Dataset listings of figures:
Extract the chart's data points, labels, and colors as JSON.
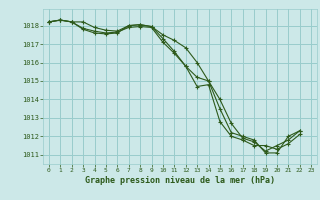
{
  "bg_color": "#cce8e8",
  "grid_color": "#99cccc",
  "line_color": "#2d5a1b",
  "title": "Graphe pression niveau de la mer (hPa)",
  "title_color": "#2d5a1b",
  "xlim": [
    -0.5,
    23.5
  ],
  "ylim": [
    1010.5,
    1018.9
  ],
  "yticks": [
    1011,
    1012,
    1013,
    1014,
    1015,
    1016,
    1017,
    1018
  ],
  "xticks": [
    0,
    1,
    2,
    3,
    4,
    5,
    6,
    7,
    8,
    9,
    10,
    11,
    12,
    13,
    14,
    15,
    16,
    17,
    18,
    19,
    20,
    21,
    22,
    23
  ],
  "line1": [
    1018.2,
    1018.3,
    1018.2,
    1018.2,
    1017.9,
    1017.75,
    1017.7,
    1018.0,
    1018.05,
    1017.95,
    1017.5,
    1017.2,
    1016.8,
    1016.0,
    1015.0,
    1013.5,
    1012.2,
    1012.0,
    1011.8,
    1011.1,
    1011.1,
    1012.0,
    1012.3
  ],
  "line2": [
    1018.2,
    1018.3,
    1018.2,
    1017.8,
    1017.6,
    1017.55,
    1017.6,
    1018.0,
    1018.05,
    1017.95,
    1017.3,
    1016.6,
    1015.8,
    1014.7,
    1014.8,
    1012.8,
    1012.0,
    1011.8,
    1011.5,
    1011.5,
    1011.3,
    1011.6,
    1012.1
  ],
  "line3": [
    1018.2,
    1018.3,
    1018.2,
    1017.85,
    1017.7,
    1017.6,
    1017.65,
    1017.9,
    1017.95,
    1017.9,
    1017.1,
    1016.5,
    1015.8,
    1015.2,
    1015.0,
    1014.0,
    1012.7,
    1011.9,
    1011.7,
    1011.2,
    1011.5,
    1011.8,
    1012.3
  ]
}
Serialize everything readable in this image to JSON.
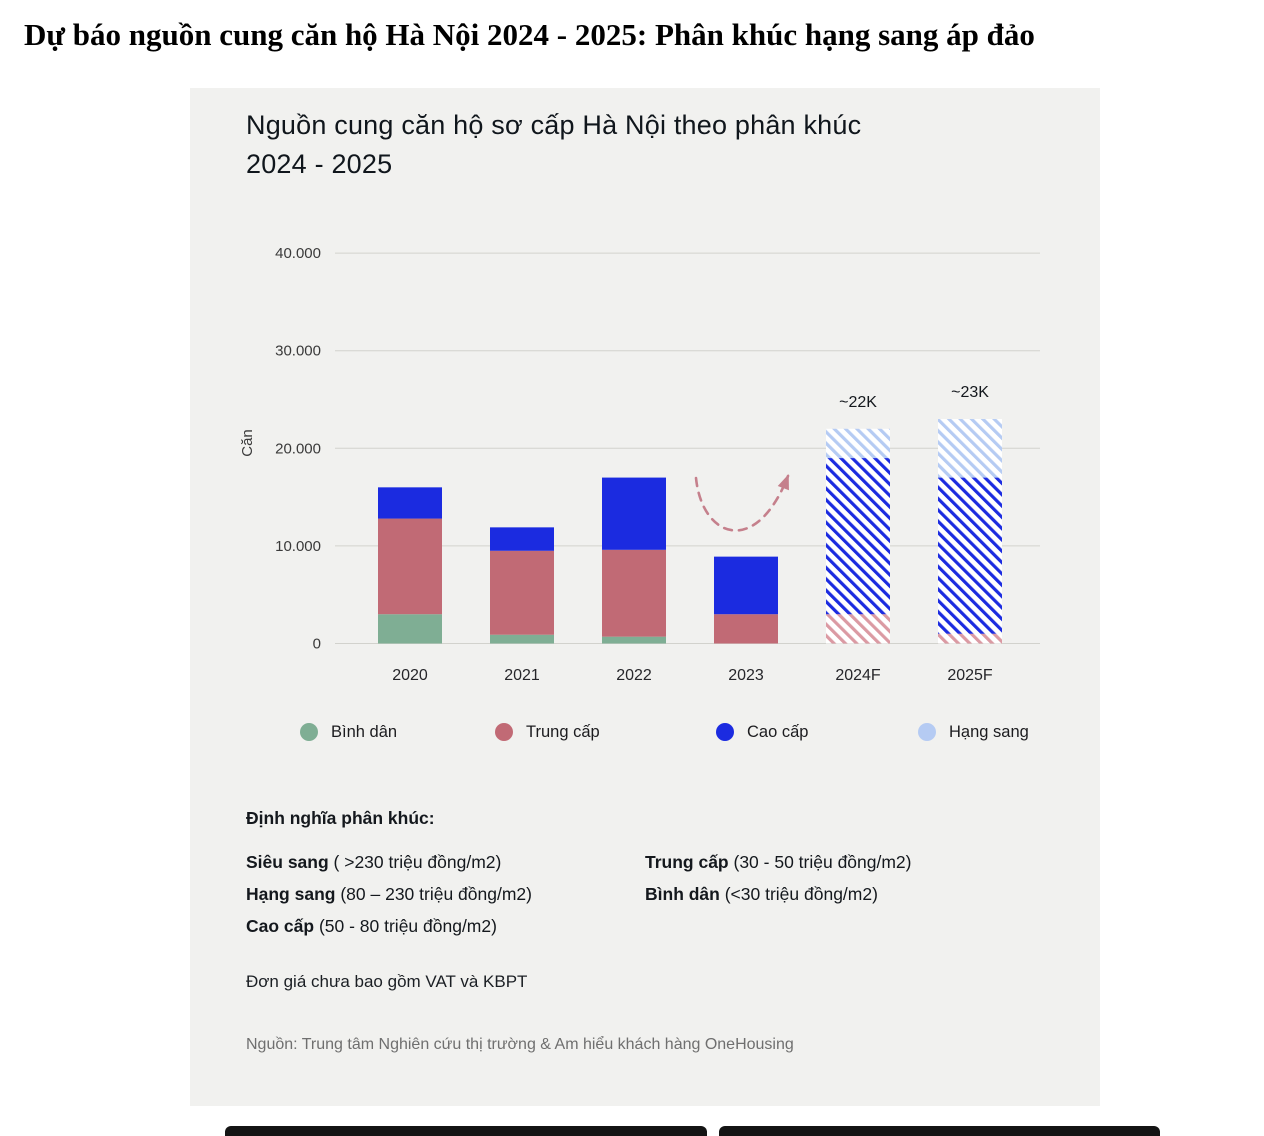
{
  "page": {
    "headline": "Dự báo nguồn cung căn hộ Hà Nội 2024 - 2025: Phân khúc hạng sang áp đảo"
  },
  "card": {
    "title": "Nguồn cung căn hộ sơ cấp Hà Nội theo phân khúc 2024 - 2025",
    "definitions": {
      "heading": "Định nghĩa phân khúc:",
      "col1": [
        {
          "term": "Siêu sang",
          "desc": " ( >230 triệu đồng/m2)"
        },
        {
          "term": "Hạng sang",
          "desc": " (80 – 230 triệu đồng/m2)"
        },
        {
          "term": "Cao cấp",
          "desc": " (50 - 80 triệu đồng/m2)"
        }
      ],
      "col2": [
        {
          "term": "Trung cấp",
          "desc": " (30 - 50 triệu đồng/m2)"
        },
        {
          "term": "Bình dân",
          "desc": " (<30 triệu đồng/m2)"
        }
      ],
      "note": "Đơn giá chưa bao gồm VAT và KBPT"
    },
    "source": "Nguồn: Trung tâm Nghiên cứu thị trường & Am hiểu khách hàng OneHousing"
  },
  "chart_data": {
    "type": "bar",
    "stacked": true,
    "title": "Nguồn cung căn hộ sơ cấp Hà Nội theo phân khúc 2024 - 2025",
    "ylabel": "Căn",
    "xlabel": "",
    "ylim": [
      0,
      40000
    ],
    "yticks": [
      0,
      10000,
      20000,
      30000,
      40000
    ],
    "ytick_labels": [
      "0",
      "10.000",
      "20.000",
      "30.000",
      "40.000"
    ],
    "grid": true,
    "legend_position": "bottom",
    "categories": [
      "2020",
      "2021",
      "2022",
      "2023",
      "2024F",
      "2025F"
    ],
    "forecast_categories": [
      "2024F",
      "2025F"
    ],
    "series": [
      {
        "name": "Bình dân",
        "color": "#7FAE94",
        "hatch_color": "#7FAE94",
        "values": [
          3000,
          900,
          700,
          0,
          0,
          0
        ]
      },
      {
        "name": "Trung cấp",
        "color": "#C16A75",
        "hatch_color": "#DB9AA3",
        "values": [
          9800,
          8600,
          8900,
          3000,
          3000,
          1000
        ]
      },
      {
        "name": "Cao cấp",
        "color": "#1B2BE0",
        "hatch_color": "#1B2BE0",
        "values": [
          3200,
          2400,
          7400,
          5900,
          16000,
          16000
        ]
      },
      {
        "name": "Hạng sang",
        "color": "#B5CBF3",
        "hatch_color": "#B5CBF3",
        "values": [
          0,
          0,
          0,
          0,
          3000,
          6000
        ]
      }
    ],
    "totals": [
      16000,
      11900,
      17000,
      8900,
      22000,
      23000
    ],
    "annotations": [
      {
        "category": "2024F",
        "label": "~22K"
      },
      {
        "category": "2025F",
        "label": "~23K"
      }
    ],
    "legend": [
      "Bình dân",
      "Trung cấp",
      "Cao cấp",
      "Hạng sang"
    ],
    "colors": {
      "card_bg": "#f1f1ef",
      "grid": "#d2d2cd",
      "trend_arrow": "#C5808C"
    }
  }
}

WHAT THIS TASK INVOLVES: Take every line that includes the string "Trung" and copy it.

RESPONSE TO THIS EXERCISE:
          "term": "Trung cấp",
    "source": "Nguồn: Trung tâm Nghiên cứu thị trường & Am hiểu khách hàng OneHousing"
        "name": "Trung cấp",
      "Trung cấp",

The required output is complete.